**Provided material**:
·····

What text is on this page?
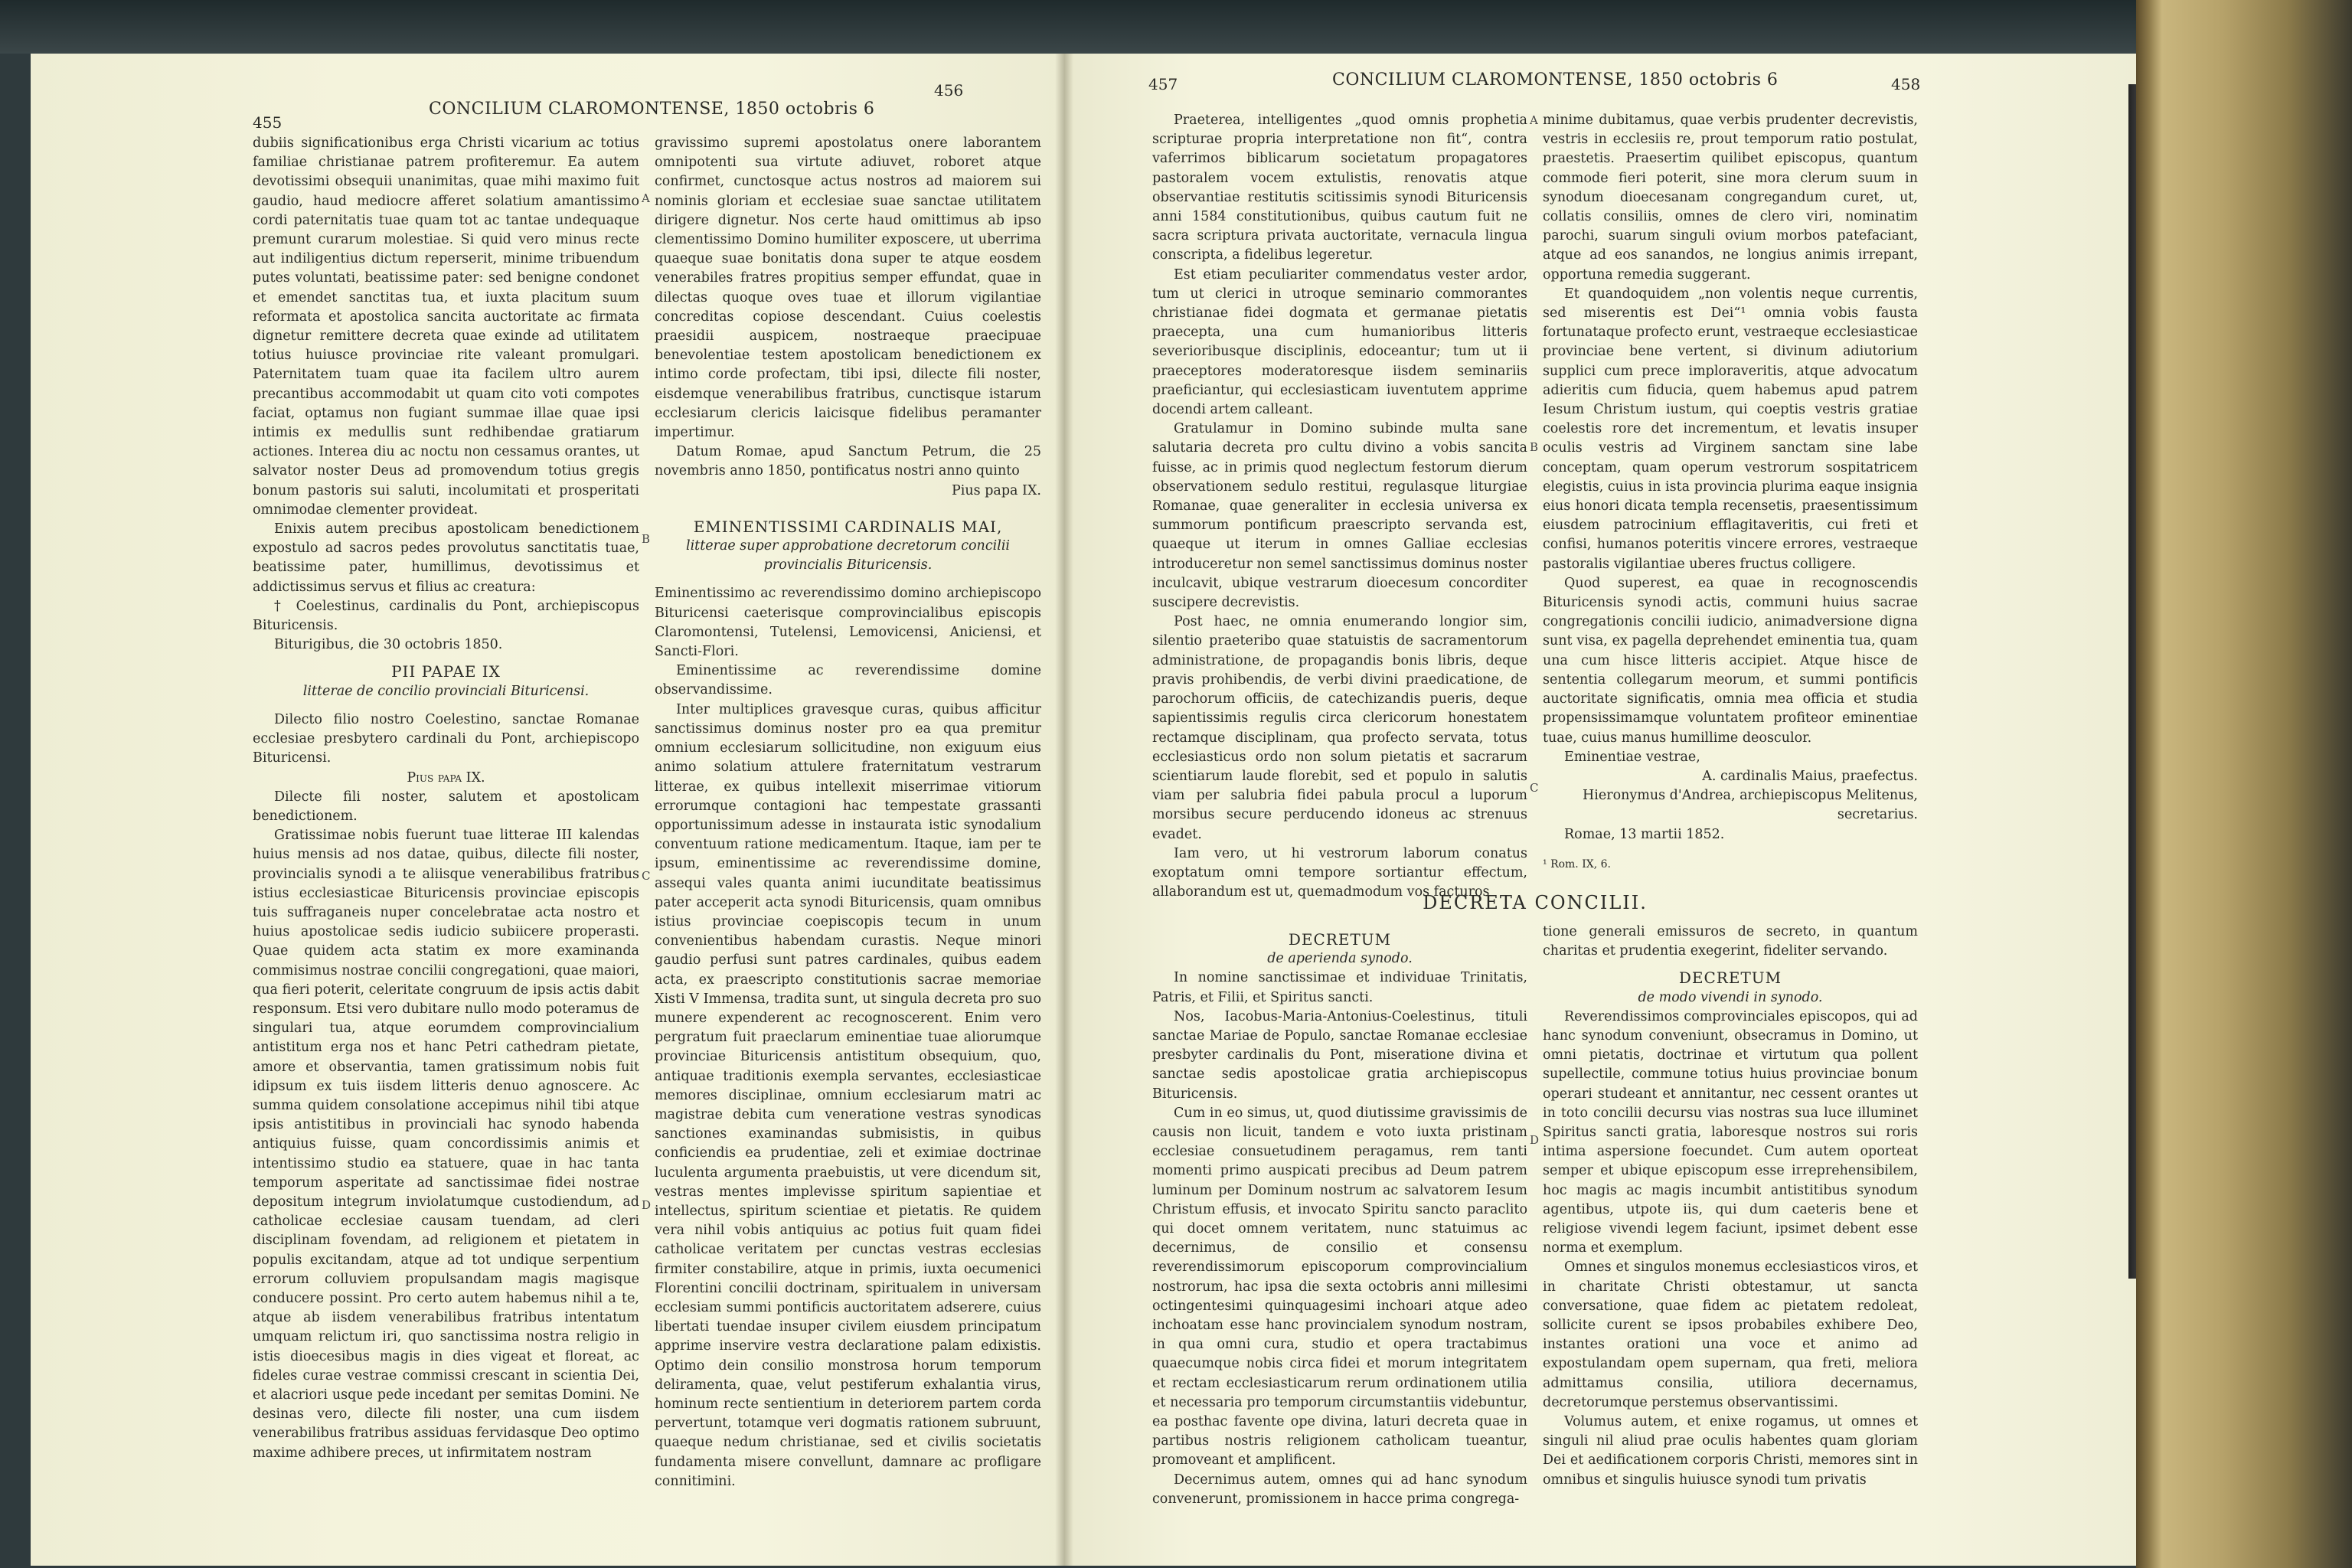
455
CONCILIUM CLAROMONTENSE, 1850 octobris 6
456

dubiis significationibus erga Christi vicarium ac totius familiae christianae patrem profiteremur. Ea autem devotissimi obsequii unanimitas, quae mihi maximo fuit gaudio, haud mediocre afferet solatium amantissimo cordi paternitatis tuae quam tot ac tantae undequaque premunt curarum molestiae. Si quid vero minus recte aut indiligentius dictum reperserit, minime tribuendum putes voluntati, beatissime pater: sed benigne condonet et emendet sanctitas tua, et iuxta placitum suum reformata et apostolica sancita auctoritate ac firmata dignetur remittere decreta quae exinde ad utilitatem totius huiusce provinciae rite valeant promulgari. Paternitatem tuam quae ita facilem ultro aurem precantibus accommodabit ut quam cito voti compotes faciat, optamus non fugiant summae illae quae ipsi intimis ex medullis sunt redhibendae gratiarum actiones. Interea diu ac noctu non cessamus orantes, ut salvator noster Deus ad promovendum totius gregis bonum pastoris sui saluti, incolumitati et prosperitati omnimodae clementer provideat.

Enixis autem precibus apostolicam benedictionem expostulo ad sacros pedes provolutus sanctitatis tuae, beatissime pater, humillimus, devotissimus et addictissimus servus et filius ac creatura:

† Coelestinus, cardinalis du Pont, archiepiscopus Bituricensis.

Biturigibus, die 30 octobris 1850.

PII PAPAE IX

litterae de concilio provinciali Bituricensi.

Dilecto filio nostro Coelestino, sanctae Romanae ecclesiae presbytero cardinali du Pont, archiepiscopo Bituricensi.

Pius papa IX.

Dilecte fili noster, salutem et apostolicam benedictionem.

Gratissimae nobis fuerunt tuae litterae III kalendas huius mensis ad nos datae, quibus, dilecte fili noster, provincialis synodi a te aliisque venerabilibus fratribus istius ecclesiasticae Bituricensis provinciae episcopis tuis suffraganeis nuper concelebratae acta nostro et huius apostolicae sedis iudicio subiicere properasti. Quae quidem acta statim ex more examinanda commisimus nostrae concilii congregationi, quae maiori, qua fieri poterit, celeritate congruum de ipsis actis dabit responsum. Etsi vero dubitare nullo modo poteramus de singulari tua, atque eorumdem comprovincialium antistitum erga nos et hanc Petri cathedram pietate, amore et observantia, tamen gratissimum nobis fuit idipsum ex tuis iisdem litteris denuo agnoscere. Ac summa quidem consolatione accepimus nihil tibi atque ipsis antistitibus in provinciali hac synodo habenda antiquius fuisse, quam concordissimis animis et intentissimo studio ea statuere, quae in hac tanta temporum asperitate ad sanctissimae fidei nostrae depositum integrum inviolatumque custodiendum, ad catholicae ecclesiae causam tuendam, ad cleri disciplinam fovendam, ad religionem et pietatem in populis excitandam, atque ad tot undique serpentium errorum colluviem propulsandam magis magisque conducere possint. Pro certo autem habemus nihil a te, atque ab iisdem venerabilibus fratribus intentatum umquam relictum iri, quo sanctissima nostra religio in istis dioecesibus magis in dies vigeat et floreat, ac fideles curae vestrae commissi crescant in scientia Dei, et alacriori usque pede incedant per semitas Domini. Ne desinas vero, dilecte fili noster, una cum iisdem venerabilibus fratribus assiduas fervidasque Deo optimo maxime adhibere preces, ut infirmitatem nostram

gravissimo supremi apostolatus onere laborantem omnipotenti sua virtute adiuvet, roboret atque confirmet, cunctosque actus nostros ad maiorem sui nominis gloriam et ecclesiae suae sanctae utilitatem dirigere dignetur. Nos certe haud omittimus ab ipso clementissimo Domino humiliter exposcere, ut uberrima quaeque suae bonitatis dona super te atque eosdem venerabiles fratres propitius semper effundat, quae in dilectas quoque oves tuae et illorum vigilantiae concreditas copiose descendant. Cuius coelestis praesidii auspicem, nostraeque praecipuae benevolentiae testem apostolicam benedictionem ex intimo corde profectam, tibi ipsi, dilecte fili noster, eisdemque venerabilibus fratribus, cunctisque istarum ecclesiarum clericis laicisque fidelibus peramanter impertimur.

Datum Romae, apud Sanctum Petrum, die 25 novembris anno 1850, pontificatus nostri anno quinto

Pius papa IX.

EMINENTISSIMI CARDINALIS MAI,

litterae super approbatione decretorum concilii provincialis Bituricensis.

Eminentissimo ac reverendissimo domino archiepiscopo Bituricensi caeterisque comprovincialibus episcopis Claromontensi, Tutelensi, Lemovicensi, Aniciensi, et Sancti-Flori.

Eminentissime ac reverendissime domine observandissime.

Inter multiplices gravesque curas, quibus afficitur sanctissimus dominus noster pro ea qua premitur omnium ecclesiarum sollicitudine, non exiguum eius animo solatium attulere fraternitatum vestrarum litterae, ex quibus intellexit miserrimae vitiorum errorumque contagioni hac tempestate grassanti opportunissimum adesse in instaurata istic synodalium conventuum ratione medicamentum. Itaque, iam per te ipsum, eminentissime ac reverendissime domine, assequi vales quanta animi iucunditate beatissimus pater acceperit acta synodi Bituricensis, quam omnibus istius provinciae coepiscopis tecum in unum convenientibus habendam curastis. Neque minori gaudio perfusi sunt patres cardinales, quibus eadem acta, ex praescripto constitutionis sacrae memoriae Xisti V Immensa, tradita sunt, ut singula decreta pro suo munere expenderent ac recognoscerent. Enim vero pergratum fuit praeclarum eminentiae tuae aliorumque provinciae Bituricensis antistitum obsequium, quo, antiquae traditionis exempla servantes, ecclesiasticae memores disciplinae, omnium ecclesiarum matri ac magistrae debita cum veneratione vestras synodicas sanctiones examinandas submisistis, in quibus conficiendis ea prudentiae, zeli et eximiae doctrinae luculenta argumenta praebuistis, ut vere dicendum sit, vestras mentes implevisse spiritum sapientiae et intellectus, spiritum scientiae et pietatis. Re quidem vera nihil vobis antiquius ac potius fuit quam fidei catholicae veritatem per cunctas vestras ecclesias firmiter constabilire, atque in primis, iuxta oecumenici Florentini concilii doctrinam, spiritualem in universam ecclesiam summi pontificis auctoritatem adserere, cuius libertati tuendae insuper civilem eiusdem principatum apprime inservire vestra declaratione palam edixistis. Optimo dein consilio monstrosa horum temporum deliramenta, quae, velut pestiferum exhalantia virus, hominum recte sentientium in deteriorem partem corda pervertunt, totamque veri dogmatis rationem subruunt, quaeque nedum christianae, sed et civilis societatis fundamenta misere convellunt, damnare ac profligare connitimini.

A
B
C
D
457	CONCILIUM CLAROMONTENSE, 1850 octobris 6	458

Praeterea, intelligentes „quod omnis prophetia scripturae propria interpretatione non fit“, contra vaferrimos biblicarum societatum propagatores pastoralem vocem extulistis, renovatis atque observantiae restitutis scitissimis synodi Bituricensis anni 1584 constitutionibus, quibus cautum fuit ne sacra scriptura privata auctoritate, vernacula lingua conscripta, a fidelibus legeretur.

Est etiam peculiariter commendatus vester ardor, tum ut clerici in utroque seminario commorantes christianae fidei dogmata et germanae pietatis praecepta, una cum humanioribus litteris severioribusque disciplinis, edoceantur; tum ut ii praeceptores moderatoresque iisdem seminariis praeficiantur, qui ecclesiasticam iuventutem apprime docendi artem calleant.

Gratulamur in Domino subinde multa sane salutaria decreta pro cultu divino a vobis sancita fuisse, ac in primis quod neglectum festorum dierum observationem sedulo restitui, regulasque liturgiae Romanae, quae generaliter in ecclesia universa ex summorum pontificum praescripto servanda est, quaeque ut iterum in omnes Galliae ecclesias introduceretur non semel sanctissimus dominus noster inculcavit, ubique vestrarum dioecesum concorditer suscipere decrevistis.

Post haec, ne omnia enumerando longior sim, silentio praeteribo quae statuistis de sacramentorum administratione, de propagandis bonis libris, deque pravis prohibendis, de verbi divini praedicatione, de parochorum officiis, de catechizandis pueris, deque sapientissimis regulis circa clericorum honestatem rectamque disciplinam, qua profecto servata, totus ecclesiasticus ordo non solum pietatis et sacrarum scientiarum laude florebit, sed et populo in salutis viam per salubria fidei pabula procul a luporum morsibus secure perducendo idoneus ac strenuus evadet.

Iam vero, ut hi vestrorum laborum conatus exoptatum omni tempore sortiantur effectum, allaborandum est ut, quemadmodum vos facturos

minime dubitamus, quae verbis prudenter decrevistis, vestris in ecclesiis re, prout temporum ratio postulat, praestetis. Praesertim quilibet episcopus, quantum commode fieri poterit, sine mora clerum suum in synodum dioecesanam congregandum curet, ut, collatis consiliis, omnes de clero viri, nominatim parochi, suarum singuli ovium morbos patefaciant, atque ad eos sanandos, ne longius animis irrepant, opportuna remedia suggerant.

Et quandoquidem „non volentis neque currentis, sed miserentis est Dei“¹ omnia vobis fausta fortunataque profecto erunt, vestraeque ecclesiasticae provinciae bene vertent, si divinum adiutorium supplici cum prece imploraveritis, atque advocatum adieritis cum fiducia, quem habemus apud patrem Iesum Christum iustum, qui coeptis vestris gratiae coelestis rore det incrementum, et levatis insuper oculis vestris ad Virginem sanctam sine labe conceptam, quam operum vestrorum sospitatricem elegistis, cuius in ista provincia plurima eaque insignia eius honori dicata templa recensetis, praesentissimum eiusdem patrocinium efflagitaveritis, cui freti et confisi, humanos poteritis vincere errores, vestraeque pastoralis vigilantiae uberes fructus colligere.

Quod superest, ea quae in recognoscendis Bituricensis synodi actis, communi huius sacrae congregationis concilii iudicio, animadversione digna sunt visa, ex pagella deprehendet eminentia tua, quam una cum hisce litteris accipiet. Atque hisce de sententia collegarum meorum, et summi pontificis auctoritate significatis, omnia mea officia et studia propensissimamque voluntatem profiteor eminentiae tuae, cuius manus humillime deosculor.

Eminentiae vestrae,

A. cardinalis Maius, praefectus.

Hieronymus d'Andrea, archiepiscopus Melitenus, secretarius.

Romae, 13 martii 1852.

¹ Rom. IX, 6.

DECRETA CONCILII.
DECRETUM

de aperienda synodo.

In nomine sanctissimae et individuae Trinitatis, Patris, et Filii, et Spiritus sancti.

Nos, Iacobus-Maria-Antonius-Coelestinus, tituli sanctae Mariae de Populo, sanctae Romanae ecclesiae presbyter cardinalis du Pont, miseratione divina et sanctae sedis apostolicae gratia archiepiscopus Bituricensis.

Cum in eo simus, ut, quod diutissime gravissimis de causis non licuit, tandem e voto iuxta pristinam ecclesiae consuetudinem peragamus, rem tanti momenti primo auspicati precibus ad Deum patrem luminum per Dominum nostrum ac salvatorem Iesum Christum effusis, et invocato Spiritu sancto paraclito qui docet omnem veritatem, nunc statuimus ac decernimus, de consilio et consensu reverendissimorum episcoporum comprovincialium nostrorum, hac ipsa die sexta octobris anni millesimi octingentesimi quinquagesimi inchoari atque adeo inchoatam esse hanc provincialem synodum nostram, in qua omni cura, studio et opera tractabimus quaecumque nobis circa fidei et morum integritatem et rectam ecclesiasticarum rerum ordinationem utilia et necessaria pro temporum circumstantiis videbuntur, ea posthac favente ope divina, laturi decreta quae in partibus nostris religionem catholicam tueantur, promoveant et amplificent.

Decernimus autem, omnes qui ad hanc synodum convenerunt, promissionem in hacce prima congrega-

tione generali emissuros de secreto, in quantum charitas et prudentia exegerint, fideliter servando.

DECRETUM

de modo vivendi in synodo.

Reverendissimos comprovinciales episcopos, qui ad hanc synodum conveniunt, obsecramus in Domino, ut omni pietatis, doctrinae et virtutum qua pollent supellectile, commune totius huius provinciae bonum operari studeant et annitantur, nec cessent orantes ut in toto concilii decursu vias nostras sua luce illuminet Spiritus sancti gratia, laboresque nostros sui roris intima aspersione foecundet. Cum autem oporteat semper et ubique episcopum esse irreprehensibilem, hoc magis ac magis incumbit antistitibus synodum agentibus, utpote iis, qui dum caeteris bene et religiose vivendi legem faciunt, ipsimet debent esse norma et exemplum.

Omnes et singulos monemus ecclesiasticos viros, et in charitate Christi obtestamur, ut sancta conversatione, quae fidem ac pietatem redoleat, sollicite curent se ipsos probabiles exhibere Deo, instantes orationi una voce et animo ad expostulandam opem supernam, qua freti, meliora admittamus consilia, utiliora decernamus, decretorumque perstemus observantissimi.

Volumus autem, et enixe rogamus, ut omnes et singuli nil aliud prae oculis habentes quam gloriam Dei et aedificationem corporis Christi, memores sint in omnibus et singulis huiusce synodi tum privatis

A
B
C
D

·····

**Aim of the task**: Copy every line of the data that carries the word "vivendi".

**Solution**:
de modo vivendi in synodo.
Reverendissimos comprovinciales episcopos, qui ad hanc synodum conveniunt, obsecramus in Domino, ut omni pietatis, doctrinae et virtutum qua pollent supellectile, commune totius huius provinciae bonum operari studeant et annitantur, nec cessent orantes ut in toto concilii decursu vias nostras sua luce illuminet Spiritus sancti gratia, laboresque nostros sui roris intima aspersione foecundet. Cum autem oporteat semper et ubique episcopum esse irreprehensibilem, hoc magis ac magis incumbit antistitibus synodum agentibus, utpote iis, qui dum caeteris bene et religiose vivendi legem faciunt, ipsimet debent esse norma et exemplum.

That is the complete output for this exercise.